[Goal] Search the records for the word "ACADÉMICAS" and pick out every line that has it.

[Information shown]
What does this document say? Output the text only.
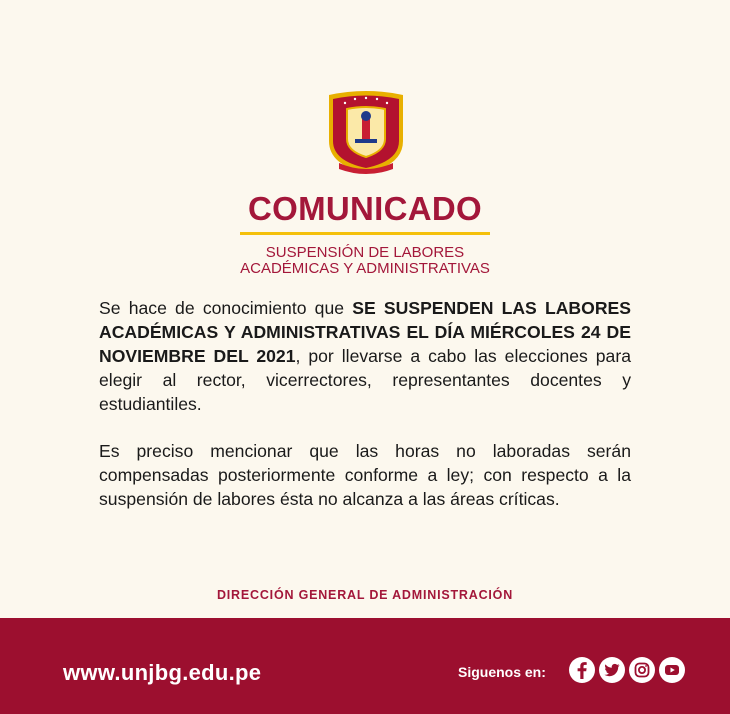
COMUNICADO
SUSPENSIÓN DE LABORES
ACADÉMICAS Y ADMINISTRATIVAS

Se hace de conocimiento que SE SUSPENDEN LAS LABORES ACADÉMICAS Y ADMINISTRATIVAS EL DÍA MIÉRCOLES 24 DE NOVIEMBRE DEL 2021, por llevarse a cabo las elecciones para elegir al rector, vicerrectores, representantes docentes y estudiantiles.

Es preciso mencionar que las horas no laboradas serán compensadas posteriormente conforme a ley; con respecto a la suspensión de labores ésta no alcanza a las áreas críticas.

DIRECCIÓN GENERAL DE ADMINISTRACIÓN
www.unjbg.edu.pe	Siguenos en:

[Output of the task]
ACADÉMICAS Y ADMINISTRATIVAS
Se hace de conocimiento que SE SUSPENDEN LAS LABORES ACADÉMICAS Y ADMINISTRATIVAS EL DÍA MIÉRCOLES 24 DE NOVIEMBRE DEL 2021, por llevarse a cabo las elecciones para elegir al rector, vicerrectores, representantes docentes y estudiantiles.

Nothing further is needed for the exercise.